◆ EXERCISE AIM
Beneath this sentence is a set of records; write each of them out exactly.

◆ DATA ENTRIES
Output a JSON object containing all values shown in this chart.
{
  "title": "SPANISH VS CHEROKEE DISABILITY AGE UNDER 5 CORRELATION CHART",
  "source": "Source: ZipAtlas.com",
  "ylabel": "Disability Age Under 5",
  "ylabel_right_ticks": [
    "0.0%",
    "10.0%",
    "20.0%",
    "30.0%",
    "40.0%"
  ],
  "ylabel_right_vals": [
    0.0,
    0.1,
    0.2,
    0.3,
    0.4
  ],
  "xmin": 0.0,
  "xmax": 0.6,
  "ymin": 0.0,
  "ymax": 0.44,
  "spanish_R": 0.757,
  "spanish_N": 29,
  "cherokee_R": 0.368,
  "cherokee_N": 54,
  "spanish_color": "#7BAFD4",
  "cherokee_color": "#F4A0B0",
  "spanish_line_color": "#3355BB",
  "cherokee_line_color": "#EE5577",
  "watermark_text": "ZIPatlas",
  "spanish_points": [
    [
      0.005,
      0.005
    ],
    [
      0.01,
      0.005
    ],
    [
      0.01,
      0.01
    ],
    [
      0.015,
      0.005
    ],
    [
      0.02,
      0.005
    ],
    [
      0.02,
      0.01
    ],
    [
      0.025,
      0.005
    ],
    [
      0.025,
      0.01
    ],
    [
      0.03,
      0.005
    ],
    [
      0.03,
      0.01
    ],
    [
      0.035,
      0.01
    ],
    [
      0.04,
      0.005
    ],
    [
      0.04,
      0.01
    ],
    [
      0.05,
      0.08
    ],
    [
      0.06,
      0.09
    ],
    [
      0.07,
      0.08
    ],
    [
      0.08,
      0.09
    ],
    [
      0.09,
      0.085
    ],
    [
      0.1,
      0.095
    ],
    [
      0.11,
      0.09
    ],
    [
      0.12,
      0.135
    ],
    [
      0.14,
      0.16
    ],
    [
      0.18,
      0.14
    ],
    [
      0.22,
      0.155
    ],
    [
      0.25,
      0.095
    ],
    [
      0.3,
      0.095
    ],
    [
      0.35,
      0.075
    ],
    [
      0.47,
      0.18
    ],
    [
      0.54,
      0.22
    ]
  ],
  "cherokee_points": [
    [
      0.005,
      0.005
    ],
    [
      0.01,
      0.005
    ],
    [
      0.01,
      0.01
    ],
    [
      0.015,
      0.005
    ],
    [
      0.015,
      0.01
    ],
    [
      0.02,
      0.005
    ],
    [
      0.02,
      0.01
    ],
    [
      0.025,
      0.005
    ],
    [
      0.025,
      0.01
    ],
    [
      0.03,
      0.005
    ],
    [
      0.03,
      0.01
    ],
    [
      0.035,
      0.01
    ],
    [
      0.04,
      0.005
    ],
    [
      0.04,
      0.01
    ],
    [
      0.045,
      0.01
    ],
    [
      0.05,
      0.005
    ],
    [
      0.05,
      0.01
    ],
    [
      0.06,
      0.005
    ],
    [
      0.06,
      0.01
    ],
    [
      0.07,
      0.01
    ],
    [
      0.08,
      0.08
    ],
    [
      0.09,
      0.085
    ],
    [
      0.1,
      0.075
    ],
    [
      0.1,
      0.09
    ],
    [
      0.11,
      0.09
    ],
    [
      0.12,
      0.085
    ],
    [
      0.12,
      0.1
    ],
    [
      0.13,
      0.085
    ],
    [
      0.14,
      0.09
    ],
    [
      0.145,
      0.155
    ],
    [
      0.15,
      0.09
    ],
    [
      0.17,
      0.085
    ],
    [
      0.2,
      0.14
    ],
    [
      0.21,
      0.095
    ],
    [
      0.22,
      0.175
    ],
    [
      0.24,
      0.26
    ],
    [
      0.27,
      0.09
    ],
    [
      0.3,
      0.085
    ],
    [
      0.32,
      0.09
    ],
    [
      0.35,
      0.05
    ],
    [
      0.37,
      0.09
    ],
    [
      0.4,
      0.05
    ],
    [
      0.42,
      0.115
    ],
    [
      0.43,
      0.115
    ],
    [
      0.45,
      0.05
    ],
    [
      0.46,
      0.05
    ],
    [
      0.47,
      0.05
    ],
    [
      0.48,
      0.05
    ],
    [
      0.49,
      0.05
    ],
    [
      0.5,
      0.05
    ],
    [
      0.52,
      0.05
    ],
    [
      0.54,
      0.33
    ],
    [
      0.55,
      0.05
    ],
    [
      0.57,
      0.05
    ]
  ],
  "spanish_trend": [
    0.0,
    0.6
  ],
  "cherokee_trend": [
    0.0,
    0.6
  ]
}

◆ WRITTEN RESPONSE
Output a JSON object containing all values shown in this chart.
{
  "title": "SPANISH VS CHEROKEE DISABILITY AGE UNDER 5 CORRELATION CHART",
  "source": "Source: ZipAtlas.com",
  "ylabel": "Disability Age Under 5",
  "ylabel_right_ticks": [
    "0.0%",
    "10.0%",
    "20.0%",
    "30.0%",
    "40.0%"
  ],
  "ylabel_right_vals": [
    0.0,
    0.1,
    0.2,
    0.3,
    0.4
  ],
  "xmin": 0.0,
  "xmax": 0.6,
  "ymin": 0.0,
  "ymax": 0.44,
  "spanish_R": 0.757,
  "spanish_N": 29,
  "cherokee_R": 0.368,
  "cherokee_N": 54,
  "spanish_color": "#7BAFD4",
  "cherokee_color": "#F4A0B0",
  "spanish_line_color": "#3355BB",
  "cherokee_line_color": "#EE5577",
  "watermark_text": "ZIPatlas",
  "spanish_points": [
    [
      0.005,
      0.005
    ],
    [
      0.01,
      0.005
    ],
    [
      0.01,
      0.01
    ],
    [
      0.015,
      0.005
    ],
    [
      0.02,
      0.005
    ],
    [
      0.02,
      0.01
    ],
    [
      0.025,
      0.005
    ],
    [
      0.025,
      0.01
    ],
    [
      0.03,
      0.005
    ],
    [
      0.03,
      0.01
    ],
    [
      0.035,
      0.01
    ],
    [
      0.04,
      0.005
    ],
    [
      0.04,
      0.01
    ],
    [
      0.05,
      0.08
    ],
    [
      0.06,
      0.09
    ],
    [
      0.07,
      0.08
    ],
    [
      0.08,
      0.09
    ],
    [
      0.09,
      0.085
    ],
    [
      0.1,
      0.095
    ],
    [
      0.11,
      0.09
    ],
    [
      0.12,
      0.135
    ],
    [
      0.14,
      0.16
    ],
    [
      0.18,
      0.14
    ],
    [
      0.22,
      0.155
    ],
    [
      0.25,
      0.095
    ],
    [
      0.3,
      0.095
    ],
    [
      0.35,
      0.075
    ],
    [
      0.47,
      0.18
    ],
    [
      0.54,
      0.22
    ]
  ],
  "cherokee_points": [
    [
      0.005,
      0.005
    ],
    [
      0.01,
      0.005
    ],
    [
      0.01,
      0.01
    ],
    [
      0.015,
      0.005
    ],
    [
      0.015,
      0.01
    ],
    [
      0.02,
      0.005
    ],
    [
      0.02,
      0.01
    ],
    [
      0.025,
      0.005
    ],
    [
      0.025,
      0.01
    ],
    [
      0.03,
      0.005
    ],
    [
      0.03,
      0.01
    ],
    [
      0.035,
      0.01
    ],
    [
      0.04,
      0.005
    ],
    [
      0.04,
      0.01
    ],
    [
      0.045,
      0.01
    ],
    [
      0.05,
      0.005
    ],
    [
      0.05,
      0.01
    ],
    [
      0.06,
      0.005
    ],
    [
      0.06,
      0.01
    ],
    [
      0.07,
      0.01
    ],
    [
      0.08,
      0.08
    ],
    [
      0.09,
      0.085
    ],
    [
      0.1,
      0.075
    ],
    [
      0.1,
      0.09
    ],
    [
      0.11,
      0.09
    ],
    [
      0.12,
      0.085
    ],
    [
      0.12,
      0.1
    ],
    [
      0.13,
      0.085
    ],
    [
      0.14,
      0.09
    ],
    [
      0.145,
      0.155
    ],
    [
      0.15,
      0.09
    ],
    [
      0.17,
      0.085
    ],
    [
      0.2,
      0.14
    ],
    [
      0.21,
      0.095
    ],
    [
      0.22,
      0.175
    ],
    [
      0.24,
      0.26
    ],
    [
      0.27,
      0.09
    ],
    [
      0.3,
      0.085
    ],
    [
      0.32,
      0.09
    ],
    [
      0.35,
      0.05
    ],
    [
      0.37,
      0.09
    ],
    [
      0.4,
      0.05
    ],
    [
      0.42,
      0.115
    ],
    [
      0.43,
      0.115
    ],
    [
      0.45,
      0.05
    ],
    [
      0.46,
      0.05
    ],
    [
      0.47,
      0.05
    ],
    [
      0.48,
      0.05
    ],
    [
      0.49,
      0.05
    ],
    [
      0.5,
      0.05
    ],
    [
      0.52,
      0.05
    ],
    [
      0.54,
      0.33
    ],
    [
      0.55,
      0.05
    ],
    [
      0.57,
      0.05
    ]
  ],
  "spanish_trend": [
    0.0,
    0.6
  ],
  "cherokee_trend": [
    0.0,
    0.6
  ]
}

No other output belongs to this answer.